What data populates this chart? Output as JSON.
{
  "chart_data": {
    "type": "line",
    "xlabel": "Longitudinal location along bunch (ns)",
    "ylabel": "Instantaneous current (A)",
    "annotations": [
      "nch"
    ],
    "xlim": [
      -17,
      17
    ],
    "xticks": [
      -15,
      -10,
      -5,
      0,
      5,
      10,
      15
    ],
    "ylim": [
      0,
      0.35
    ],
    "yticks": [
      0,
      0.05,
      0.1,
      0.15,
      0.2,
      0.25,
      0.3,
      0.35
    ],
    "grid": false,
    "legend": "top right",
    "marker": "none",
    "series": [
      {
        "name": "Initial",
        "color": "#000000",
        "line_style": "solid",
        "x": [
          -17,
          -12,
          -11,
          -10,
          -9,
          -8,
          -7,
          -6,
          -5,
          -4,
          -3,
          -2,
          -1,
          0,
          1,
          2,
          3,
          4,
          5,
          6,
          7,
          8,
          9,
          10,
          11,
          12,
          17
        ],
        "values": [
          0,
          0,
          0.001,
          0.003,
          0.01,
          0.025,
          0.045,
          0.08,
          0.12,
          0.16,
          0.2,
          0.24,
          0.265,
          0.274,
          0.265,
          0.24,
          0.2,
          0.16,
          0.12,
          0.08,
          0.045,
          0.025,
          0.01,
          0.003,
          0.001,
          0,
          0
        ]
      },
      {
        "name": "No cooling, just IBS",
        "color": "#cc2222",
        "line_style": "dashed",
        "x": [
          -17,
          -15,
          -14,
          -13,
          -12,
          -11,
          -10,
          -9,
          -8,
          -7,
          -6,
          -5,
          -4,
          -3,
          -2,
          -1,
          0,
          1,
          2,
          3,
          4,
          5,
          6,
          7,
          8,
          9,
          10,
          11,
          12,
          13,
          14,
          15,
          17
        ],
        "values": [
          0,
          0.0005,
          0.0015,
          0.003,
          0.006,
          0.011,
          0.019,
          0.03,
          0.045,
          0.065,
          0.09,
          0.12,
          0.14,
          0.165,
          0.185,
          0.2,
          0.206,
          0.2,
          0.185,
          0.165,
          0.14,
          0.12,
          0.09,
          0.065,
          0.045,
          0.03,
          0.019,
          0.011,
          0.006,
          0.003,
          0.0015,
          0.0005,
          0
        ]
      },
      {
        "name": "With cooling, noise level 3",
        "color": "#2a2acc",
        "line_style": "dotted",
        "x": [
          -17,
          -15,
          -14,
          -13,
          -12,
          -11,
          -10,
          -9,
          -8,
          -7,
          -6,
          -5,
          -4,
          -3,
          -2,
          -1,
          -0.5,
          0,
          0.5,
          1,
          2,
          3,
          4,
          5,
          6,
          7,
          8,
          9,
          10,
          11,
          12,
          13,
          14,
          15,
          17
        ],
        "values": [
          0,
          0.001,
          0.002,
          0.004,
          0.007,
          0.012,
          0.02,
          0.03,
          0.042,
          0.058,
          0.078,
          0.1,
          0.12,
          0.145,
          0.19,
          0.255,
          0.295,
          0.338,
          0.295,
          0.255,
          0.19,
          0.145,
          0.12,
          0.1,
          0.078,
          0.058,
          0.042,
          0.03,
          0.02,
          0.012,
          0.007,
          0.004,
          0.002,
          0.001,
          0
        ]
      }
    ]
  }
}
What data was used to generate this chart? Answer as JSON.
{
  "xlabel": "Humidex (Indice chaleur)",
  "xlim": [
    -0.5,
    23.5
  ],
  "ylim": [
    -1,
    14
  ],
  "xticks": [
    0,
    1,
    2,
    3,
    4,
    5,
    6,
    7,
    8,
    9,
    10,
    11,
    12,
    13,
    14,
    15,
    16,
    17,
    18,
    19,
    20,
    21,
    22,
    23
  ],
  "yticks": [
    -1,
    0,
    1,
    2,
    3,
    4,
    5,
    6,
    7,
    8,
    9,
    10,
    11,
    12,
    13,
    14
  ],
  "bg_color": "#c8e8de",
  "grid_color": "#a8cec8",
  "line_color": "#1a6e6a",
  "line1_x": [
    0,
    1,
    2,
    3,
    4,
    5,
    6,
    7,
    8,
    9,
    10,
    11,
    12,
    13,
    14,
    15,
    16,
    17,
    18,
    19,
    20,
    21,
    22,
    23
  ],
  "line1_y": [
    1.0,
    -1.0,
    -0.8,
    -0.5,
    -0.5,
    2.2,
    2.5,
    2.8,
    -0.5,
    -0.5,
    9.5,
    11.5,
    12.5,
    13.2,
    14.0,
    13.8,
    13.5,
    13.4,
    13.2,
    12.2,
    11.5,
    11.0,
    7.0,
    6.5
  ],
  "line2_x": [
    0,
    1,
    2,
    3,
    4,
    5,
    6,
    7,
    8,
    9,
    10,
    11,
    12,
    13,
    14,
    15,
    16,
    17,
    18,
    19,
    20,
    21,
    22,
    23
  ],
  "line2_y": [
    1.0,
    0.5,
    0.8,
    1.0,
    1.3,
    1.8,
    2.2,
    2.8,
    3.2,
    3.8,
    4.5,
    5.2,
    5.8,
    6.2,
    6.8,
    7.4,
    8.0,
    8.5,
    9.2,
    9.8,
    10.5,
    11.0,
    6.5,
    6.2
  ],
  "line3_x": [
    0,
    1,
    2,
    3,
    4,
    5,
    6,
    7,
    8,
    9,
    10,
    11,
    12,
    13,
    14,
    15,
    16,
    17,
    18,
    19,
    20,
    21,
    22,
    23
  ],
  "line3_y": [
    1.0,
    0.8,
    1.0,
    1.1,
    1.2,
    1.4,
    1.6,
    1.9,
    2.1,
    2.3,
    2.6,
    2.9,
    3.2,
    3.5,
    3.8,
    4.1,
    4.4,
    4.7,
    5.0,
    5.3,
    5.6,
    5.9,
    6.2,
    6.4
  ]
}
* * * *
**REQUIRED TASK**
All of the entries above should be written out again exactly.

**TASK OUTPUT**
What data populates this chart? Output as JSON.
{
  "chart_data": {
    "type": "line",
    "xlabel": "Longitudinal location along bunch (ns)",
    "ylabel": "Instantaneous current (A)",
    "annotations": [
      "nch"
    ],
    "xlim": [
      -17,
      17
    ],
    "xticks": [
      -15,
      -10,
      -5,
      0,
      5,
      10,
      15
    ],
    "ylim": [
      0,
      0.35
    ],
    "yticks": [
      0,
      0.05,
      0.1,
      0.15,
      0.2,
      0.25,
      0.3,
      0.35
    ],
    "grid": false,
    "legend": "top right",
    "marker": "none",
    "series": [
      {
        "name": "Initial",
        "color": "#000000",
        "line_style": "solid",
        "x": [
          -17,
          -12,
          -11,
          -10,
          -9,
          -8,
          -7,
          -6,
          -5,
          -4,
          -3,
          -2,
          -1,
          0,
          1,
          2,
          3,
          4,
          5,
          6,
          7,
          8,
          9,
          10,
          11,
          12,
          17
        ],
        "values": [
          0,
          0,
          0.001,
          0.003,
          0.01,
          0.025,
          0.045,
          0.08,
          0.12,
          0.16,
          0.2,
          0.24,
          0.265,
          0.274,
          0.265,
          0.24,
          0.2,
          0.16,
          0.12,
          0.08,
          0.045,
          0.025,
          0.01,
          0.003,
          0.001,
          0,
          0
        ]
      },
      {
        "name": "No cooling, just IBS",
        "color": "#cc2222",
        "line_style": "dashed",
        "x": [
          -17,
          -15,
          -14,
          -13,
          -12,
          -11,
          -10,
          -9,
          -8,
          -7,
          -6,
          -5,
          -4,
          -3,
          -2,
          -1,
          0,
          1,
          2,
          3,
          4,
          5,
          6,
          7,
          8,
          9,
          10,
          11,
          12,
          13,
          14,
          15,
          17
        ],
        "values": [
          0,
          0.0005,
          0.0015,
          0.003,
          0.006,
          0.011,
          0.019,
          0.03,
          0.045,
          0.065,
          0.09,
          0.12,
          0.14,
          0.165,
          0.185,
          0.2,
          0.206,
          0.2,
          0.185,
          0.165,
          0.14,
          0.12,
          0.09,
          0.065,
          0.045,
          0.03,
          0.019,
          0.011,
          0.006,
          0.003,
          0.0015,
          0.0005,
          0
        ]
      },
      {
        "name": "With cooling, noise level 3",
        "color": "#2a2acc",
        "line_style": "dotted",
        "x": [
          -17,
          -15,
          -14,
          -13,
          -12,
          -11,
          -10,
          -9,
          -8,
          -7,
          -6,
          -5,
          -4,
          -3,
          -2,
          -1,
          -0.5,
          0,
          0.5,
          1,
          2,
          3,
          4,
          5,
          6,
          7,
          8,
          9,
          10,
          11,
          12,
          13,
          14,
          15,
          17
        ],
        "values": [
          0,
          0.001,
          0.002,
          0.004,
          0.007,
          0.012,
          0.02,
          0.03,
          0.042,
          0.058,
          0.078,
          0.1,
          0.12,
          0.145,
          0.19,
          0.255,
          0.295,
          0.338,
          0.295,
          0.255,
          0.19,
          0.145,
          0.12,
          0.1,
          0.078,
          0.058,
          0.042,
          0.03,
          0.02,
          0.012,
          0.007,
          0.004,
          0.002,
          0.001,
          0
        ]
      }
    ]
  }
}
What data was used to generate this chart? Answer as JSON.
{
  "xlabel": "Humidex (Indice chaleur)",
  "xlim": [
    -0.5,
    23.5
  ],
  "ylim": [
    -1,
    14
  ],
  "xticks": [
    0,
    1,
    2,
    3,
    4,
    5,
    6,
    7,
    8,
    9,
    10,
    11,
    12,
    13,
    14,
    15,
    16,
    17,
    18,
    19,
    20,
    21,
    22,
    23
  ],
  "yticks": [
    -1,
    0,
    1,
    2,
    3,
    4,
    5,
    6,
    7,
    8,
    9,
    10,
    11,
    12,
    13,
    14
  ],
  "bg_color": "#c8e8de",
  "grid_color": "#a8cec8",
  "line_color": "#1a6e6a",
  "line1_x": [
    0,
    1,
    2,
    3,
    4,
    5,
    6,
    7,
    8,
    9,
    10,
    11,
    12,
    13,
    14,
    15,
    16,
    17,
    18,
    19,
    20,
    21,
    22,
    23
  ],
  "line1_y": [
    1.0,
    -1.0,
    -0.8,
    -0.5,
    -0.5,
    2.2,
    2.5,
    2.8,
    -0.5,
    -0.5,
    9.5,
    11.5,
    12.5,
    13.2,
    14.0,
    13.8,
    13.5,
    13.4,
    13.2,
    12.2,
    11.5,
    11.0,
    7.0,
    6.5
  ],
  "line2_x": [
    0,
    1,
    2,
    3,
    4,
    5,
    6,
    7,
    8,
    9,
    10,
    11,
    12,
    13,
    14,
    15,
    16,
    17,
    18,
    19,
    20,
    21,
    22,
    23
  ],
  "line2_y": [
    1.0,
    0.5,
    0.8,
    1.0,
    1.3,
    1.8,
    2.2,
    2.8,
    3.2,
    3.8,
    4.5,
    5.2,
    5.8,
    6.2,
    6.8,
    7.4,
    8.0,
    8.5,
    9.2,
    9.8,
    10.5,
    11.0,
    6.5,
    6.2
  ],
  "line3_x": [
    0,
    1,
    2,
    3,
    4,
    5,
    6,
    7,
    8,
    9,
    10,
    11,
    12,
    13,
    14,
    15,
    16,
    17,
    18,
    19,
    20,
    21,
    22,
    23
  ],
  "line3_y": [
    1.0,
    0.8,
    1.0,
    1.1,
    1.2,
    1.4,
    1.6,
    1.9,
    2.1,
    2.3,
    2.6,
    2.9,
    3.2,
    3.5,
    3.8,
    4.1,
    4.4,
    4.7,
    5.0,
    5.3,
    5.6,
    5.9,
    6.2,
    6.4
  ]
}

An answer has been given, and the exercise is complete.